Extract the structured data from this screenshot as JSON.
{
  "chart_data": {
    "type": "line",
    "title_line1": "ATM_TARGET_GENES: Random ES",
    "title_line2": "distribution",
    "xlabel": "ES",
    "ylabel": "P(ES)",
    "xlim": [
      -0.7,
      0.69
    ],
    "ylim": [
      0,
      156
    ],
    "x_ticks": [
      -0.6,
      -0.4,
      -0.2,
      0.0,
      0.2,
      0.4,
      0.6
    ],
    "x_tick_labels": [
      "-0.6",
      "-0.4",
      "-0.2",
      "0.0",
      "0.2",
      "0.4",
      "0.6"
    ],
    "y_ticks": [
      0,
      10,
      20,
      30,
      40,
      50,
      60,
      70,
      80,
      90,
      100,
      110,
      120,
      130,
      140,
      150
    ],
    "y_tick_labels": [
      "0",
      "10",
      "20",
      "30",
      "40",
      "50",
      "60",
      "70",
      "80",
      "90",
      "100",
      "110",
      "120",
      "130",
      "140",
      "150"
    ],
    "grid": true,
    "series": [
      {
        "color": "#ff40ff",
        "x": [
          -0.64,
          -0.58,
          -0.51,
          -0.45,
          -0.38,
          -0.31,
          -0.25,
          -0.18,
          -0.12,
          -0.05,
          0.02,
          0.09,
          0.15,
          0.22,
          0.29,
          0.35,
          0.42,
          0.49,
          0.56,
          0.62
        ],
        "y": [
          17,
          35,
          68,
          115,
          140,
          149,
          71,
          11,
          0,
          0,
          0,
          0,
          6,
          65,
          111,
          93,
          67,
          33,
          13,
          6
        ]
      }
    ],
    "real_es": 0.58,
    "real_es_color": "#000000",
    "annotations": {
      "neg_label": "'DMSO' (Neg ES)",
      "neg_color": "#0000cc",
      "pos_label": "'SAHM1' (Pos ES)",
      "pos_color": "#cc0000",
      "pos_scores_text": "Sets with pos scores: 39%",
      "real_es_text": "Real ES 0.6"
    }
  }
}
§
### About this exercise
Please write out all the data above, exactly as it reads.

### Answer section
Extract the structured data from this screenshot as JSON.
{
  "chart_data": {
    "type": "line",
    "title_line1": "ATM_TARGET_GENES: Random ES",
    "title_line2": "distribution",
    "xlabel": "ES",
    "ylabel": "P(ES)",
    "xlim": [
      -0.7,
      0.69
    ],
    "ylim": [
      0,
      156
    ],
    "x_ticks": [
      -0.6,
      -0.4,
      -0.2,
      0.0,
      0.2,
      0.4,
      0.6
    ],
    "x_tick_labels": [
      "-0.6",
      "-0.4",
      "-0.2",
      "0.0",
      "0.2",
      "0.4",
      "0.6"
    ],
    "y_ticks": [
      0,
      10,
      20,
      30,
      40,
      50,
      60,
      70,
      80,
      90,
      100,
      110,
      120,
      130,
      140,
      150
    ],
    "y_tick_labels": [
      "0",
      "10",
      "20",
      "30",
      "40",
      "50",
      "60",
      "70",
      "80",
      "90",
      "100",
      "110",
      "120",
      "130",
      "140",
      "150"
    ],
    "grid": true,
    "series": [
      {
        "color": "#ff40ff",
        "x": [
          -0.64,
          -0.58,
          -0.51,
          -0.45,
          -0.38,
          -0.31,
          -0.25,
          -0.18,
          -0.12,
          -0.05,
          0.02,
          0.09,
          0.15,
          0.22,
          0.29,
          0.35,
          0.42,
          0.49,
          0.56,
          0.62
        ],
        "y": [
          17,
          35,
          68,
          115,
          140,
          149,
          71,
          11,
          0,
          0,
          0,
          0,
          6,
          65,
          111,
          93,
          67,
          33,
          13,
          6
        ]
      }
    ],
    "real_es": 0.58,
    "real_es_color": "#000000",
    "annotations": {
      "neg_label": "'DMSO' (Neg ES)",
      "neg_color": "#0000cc",
      "pos_label": "'SAHM1' (Pos ES)",
      "pos_color": "#cc0000",
      "pos_scores_text": "Sets with pos scores: 39%",
      "real_es_text": "Real ES 0.6"
    }
  }
}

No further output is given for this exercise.